• _Short task_: Return every line of the records below word for word, without any changes.
**** Supplied material
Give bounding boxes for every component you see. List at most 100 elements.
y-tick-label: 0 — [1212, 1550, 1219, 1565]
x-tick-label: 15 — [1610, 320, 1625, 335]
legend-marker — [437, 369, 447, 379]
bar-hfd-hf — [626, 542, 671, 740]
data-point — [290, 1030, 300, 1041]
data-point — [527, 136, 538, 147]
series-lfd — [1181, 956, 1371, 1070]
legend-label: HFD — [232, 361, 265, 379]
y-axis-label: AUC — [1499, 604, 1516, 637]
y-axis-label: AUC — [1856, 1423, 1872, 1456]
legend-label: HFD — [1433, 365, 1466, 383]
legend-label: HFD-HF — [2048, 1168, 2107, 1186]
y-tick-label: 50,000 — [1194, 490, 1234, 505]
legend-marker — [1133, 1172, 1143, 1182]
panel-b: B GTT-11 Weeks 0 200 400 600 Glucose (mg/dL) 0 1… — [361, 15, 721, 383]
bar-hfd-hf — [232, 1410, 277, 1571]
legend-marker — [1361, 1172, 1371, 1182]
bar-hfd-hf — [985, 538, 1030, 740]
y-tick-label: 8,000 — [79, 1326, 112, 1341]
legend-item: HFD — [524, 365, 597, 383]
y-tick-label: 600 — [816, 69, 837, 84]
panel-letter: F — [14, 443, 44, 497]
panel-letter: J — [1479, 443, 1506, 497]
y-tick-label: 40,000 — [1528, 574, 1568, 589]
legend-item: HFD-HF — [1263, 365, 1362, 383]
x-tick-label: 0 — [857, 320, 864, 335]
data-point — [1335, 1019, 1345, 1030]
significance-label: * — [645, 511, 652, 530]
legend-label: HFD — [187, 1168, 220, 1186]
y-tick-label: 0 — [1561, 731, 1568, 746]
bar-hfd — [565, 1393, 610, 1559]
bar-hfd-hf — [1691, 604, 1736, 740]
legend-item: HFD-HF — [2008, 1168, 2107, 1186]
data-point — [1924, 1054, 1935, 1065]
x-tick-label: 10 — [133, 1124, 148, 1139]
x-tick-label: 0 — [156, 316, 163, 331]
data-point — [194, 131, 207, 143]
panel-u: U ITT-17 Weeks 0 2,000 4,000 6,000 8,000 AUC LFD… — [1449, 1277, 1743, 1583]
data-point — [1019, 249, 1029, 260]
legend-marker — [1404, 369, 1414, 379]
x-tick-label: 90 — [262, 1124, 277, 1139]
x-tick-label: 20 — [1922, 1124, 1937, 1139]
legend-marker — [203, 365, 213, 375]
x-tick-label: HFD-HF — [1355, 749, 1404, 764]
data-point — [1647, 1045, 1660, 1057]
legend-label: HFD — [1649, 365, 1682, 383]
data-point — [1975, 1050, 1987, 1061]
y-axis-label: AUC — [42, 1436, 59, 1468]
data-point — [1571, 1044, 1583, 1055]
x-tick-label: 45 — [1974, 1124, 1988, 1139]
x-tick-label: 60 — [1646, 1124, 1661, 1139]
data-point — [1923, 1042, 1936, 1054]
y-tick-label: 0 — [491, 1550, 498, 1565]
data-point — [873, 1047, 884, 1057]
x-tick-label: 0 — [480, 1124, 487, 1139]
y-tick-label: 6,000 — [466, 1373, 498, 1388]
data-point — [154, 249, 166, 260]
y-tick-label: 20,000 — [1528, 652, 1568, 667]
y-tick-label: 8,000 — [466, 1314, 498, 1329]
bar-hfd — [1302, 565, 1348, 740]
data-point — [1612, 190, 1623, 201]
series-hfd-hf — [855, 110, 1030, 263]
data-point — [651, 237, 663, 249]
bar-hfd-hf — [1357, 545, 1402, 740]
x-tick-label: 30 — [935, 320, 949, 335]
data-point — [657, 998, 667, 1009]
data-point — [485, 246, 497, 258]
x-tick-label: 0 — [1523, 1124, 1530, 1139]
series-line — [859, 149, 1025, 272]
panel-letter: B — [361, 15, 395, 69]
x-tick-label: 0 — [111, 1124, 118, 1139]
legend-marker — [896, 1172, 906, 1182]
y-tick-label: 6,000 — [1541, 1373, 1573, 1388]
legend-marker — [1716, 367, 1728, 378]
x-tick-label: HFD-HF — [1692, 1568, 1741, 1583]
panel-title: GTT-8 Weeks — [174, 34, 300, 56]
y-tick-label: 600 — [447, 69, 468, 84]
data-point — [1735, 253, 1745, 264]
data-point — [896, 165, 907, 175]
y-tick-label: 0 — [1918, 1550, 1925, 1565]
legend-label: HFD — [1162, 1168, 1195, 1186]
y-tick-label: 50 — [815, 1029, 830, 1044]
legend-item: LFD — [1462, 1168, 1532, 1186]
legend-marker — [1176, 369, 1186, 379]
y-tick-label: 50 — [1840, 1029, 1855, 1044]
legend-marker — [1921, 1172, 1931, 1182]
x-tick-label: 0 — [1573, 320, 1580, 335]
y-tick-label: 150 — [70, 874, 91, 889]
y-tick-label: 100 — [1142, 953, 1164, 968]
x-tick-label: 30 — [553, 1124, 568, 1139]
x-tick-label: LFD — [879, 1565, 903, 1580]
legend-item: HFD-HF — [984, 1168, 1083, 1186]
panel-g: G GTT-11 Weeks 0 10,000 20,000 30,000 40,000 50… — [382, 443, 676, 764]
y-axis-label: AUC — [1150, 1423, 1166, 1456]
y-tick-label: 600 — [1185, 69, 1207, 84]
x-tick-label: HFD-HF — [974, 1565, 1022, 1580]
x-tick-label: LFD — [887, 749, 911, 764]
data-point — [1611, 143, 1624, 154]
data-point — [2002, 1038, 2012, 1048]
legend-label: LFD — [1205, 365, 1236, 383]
********
• _Written response_:
Give bounding boxes for every component you see. List at most 100 elements.
y-tick-label: 0 — [1212, 1550, 1219, 1565]
x-tick-label: 15 — [1610, 320, 1625, 335]
legend-marker — [437, 369, 447, 379]
bar-hfd-hf — [626, 542, 671, 740]
data-point — [290, 1030, 300, 1041]
data-point — [527, 136, 538, 147]
series-lfd — [1181, 956, 1371, 1070]
legend-label: HFD — [232, 361, 265, 379]
y-axis-label: AUC — [1499, 604, 1516, 637]
y-axis-label: AUC — [1856, 1423, 1872, 1456]
legend-label: HFD — [1433, 365, 1466, 383]
legend-label: HFD-HF — [2048, 1168, 2107, 1186]
y-tick-label: 50,000 — [1194, 490, 1234, 505]
legend-marker — [1133, 1172, 1143, 1182]
panel-b: B GTT-11 Weeks 0 200 400 600 Glucose (mg/dL) 0 1… — [361, 15, 721, 383]
bar-hfd-hf — [232, 1410, 277, 1571]
legend-marker — [1361, 1172, 1371, 1182]
bar-hfd-hf — [985, 538, 1030, 740]
y-tick-label: 8,000 — [79, 1326, 112, 1341]
legend-item: HFD — [524, 365, 597, 383]
y-tick-label: 600 — [816, 69, 837, 84]
panel-letter: F — [14, 443, 44, 497]
panel-letter: J — [1479, 443, 1506, 497]
y-tick-label: 40,000 — [1528, 574, 1568, 589]
legend-item: HFD-HF — [1263, 365, 1362, 383]
x-tick-label: 0 — [857, 320, 864, 335]
data-point — [1335, 1019, 1345, 1030]
significance-label: * — [645, 511, 652, 530]
legend-label: HFD — [187, 1168, 220, 1186]
y-tick-label: 0 — [1561, 731, 1568, 746]
bar-hfd — [565, 1393, 610, 1559]
bar-hfd-hf — [1691, 604, 1736, 740]
legend-item: HFD-HF — [2008, 1168, 2107, 1186]
data-point — [1924, 1054, 1935, 1065]
x-tick-label: 10 — [133, 1124, 148, 1139]
x-tick-label: 0 — [156, 316, 163, 331]
data-point — [194, 131, 207, 143]
panel-u: U ITT-17 Weeks 0 2,000 4,000 6,000 8,000 AUC LFD… — [1449, 1277, 1743, 1583]
data-point — [1019, 249, 1029, 260]
legend-marker — [1404, 369, 1414, 379]
x-tick-label: 90 — [262, 1124, 277, 1139]
x-tick-label: 20 — [1922, 1124, 1937, 1139]
legend-marker — [203, 365, 213, 375]
x-tick-label: HFD-HF — [1355, 749, 1404, 764]
data-point — [1647, 1045, 1660, 1057]
legend-label: HFD — [1649, 365, 1682, 383]
data-point — [1975, 1050, 1987, 1061]
y-axis-label: AUC — [42, 1436, 59, 1468]
data-point — [1571, 1044, 1583, 1055]
x-tick-label: 45 — [1974, 1124, 1988, 1139]
x-tick-label: 60 — [1646, 1124, 1661, 1139]
data-point — [1923, 1042, 1936, 1054]
y-tick-label: 0 — [491, 1550, 498, 1565]
data-point — [873, 1047, 884, 1057]
x-tick-label: 0 — [480, 1124, 487, 1139]
y-tick-label: 6,000 — [466, 1373, 498, 1388]
data-point — [154, 249, 166, 260]
y-tick-label: 20,000 — [1528, 652, 1568, 667]
y-tick-label: 8,000 — [466, 1314, 498, 1329]
bar-hfd — [1302, 565, 1348, 740]
data-point — [1612, 190, 1623, 201]
series-hfd-hf — [855, 110, 1030, 263]
data-point — [651, 237, 663, 249]
bar-hfd-hf — [1357, 545, 1402, 740]
x-tick-label: 30 — [935, 320, 949, 335]
data-point — [657, 998, 667, 1009]
data-point — [485, 246, 497, 258]
x-tick-label: 0 — [1523, 1124, 1530, 1139]
series-line — [859, 149, 1025, 272]
panel-letter: B — [361, 15, 395, 69]
x-tick-label: 0 — [111, 1124, 118, 1139]
legend-marker — [896, 1172, 906, 1182]
y-tick-label: 6,000 — [1541, 1373, 1573, 1388]
legend-marker — [1716, 367, 1728, 378]
x-tick-label: HFD-HF — [1692, 1568, 1741, 1583]
panel-title: GTT-8 Weeks — [174, 34, 300, 56]
y-tick-label: 600 — [447, 69, 468, 84]
data-point — [1735, 253, 1745, 264]
data-point — [896, 165, 907, 175]
y-tick-label: 0 — [1918, 1550, 1925, 1565]
legend-label: HFD — [1162, 1168, 1195, 1186]
y-tick-label: 50 — [815, 1029, 830, 1044]
legend-item: LFD — [1462, 1168, 1532, 1186]
legend-marker — [1176, 369, 1186, 379]
y-tick-label: 50 — [1840, 1029, 1855, 1044]
legend-marker — [1921, 1172, 1931, 1182]
x-tick-label: 0 — [1573, 320, 1580, 335]
y-tick-label: 150 — [70, 874, 91, 889]
y-tick-label: 100 — [1142, 953, 1164, 968]
x-tick-label: 30 — [553, 1124, 568, 1139]
x-tick-label: LFD — [879, 1565, 903, 1580]
legend-item: HFD-HF — [984, 1168, 1083, 1186]
panel-g: G GTT-11 Weeks 0 10,000 20,000 30,000 40,000 50… — [382, 443, 676, 764]
y-axis-label: AUC — [1150, 1423, 1166, 1456]
y-tick-label: 600 — [1185, 69, 1207, 84]
x-tick-label: HFD-HF — [974, 1565, 1022, 1580]
x-tick-label: LFD — [887, 749, 911, 764]
data-point — [1611, 143, 1624, 154]
data-point — [2002, 1038, 2012, 1048]
legend-label: LFD — [1205, 365, 1236, 383]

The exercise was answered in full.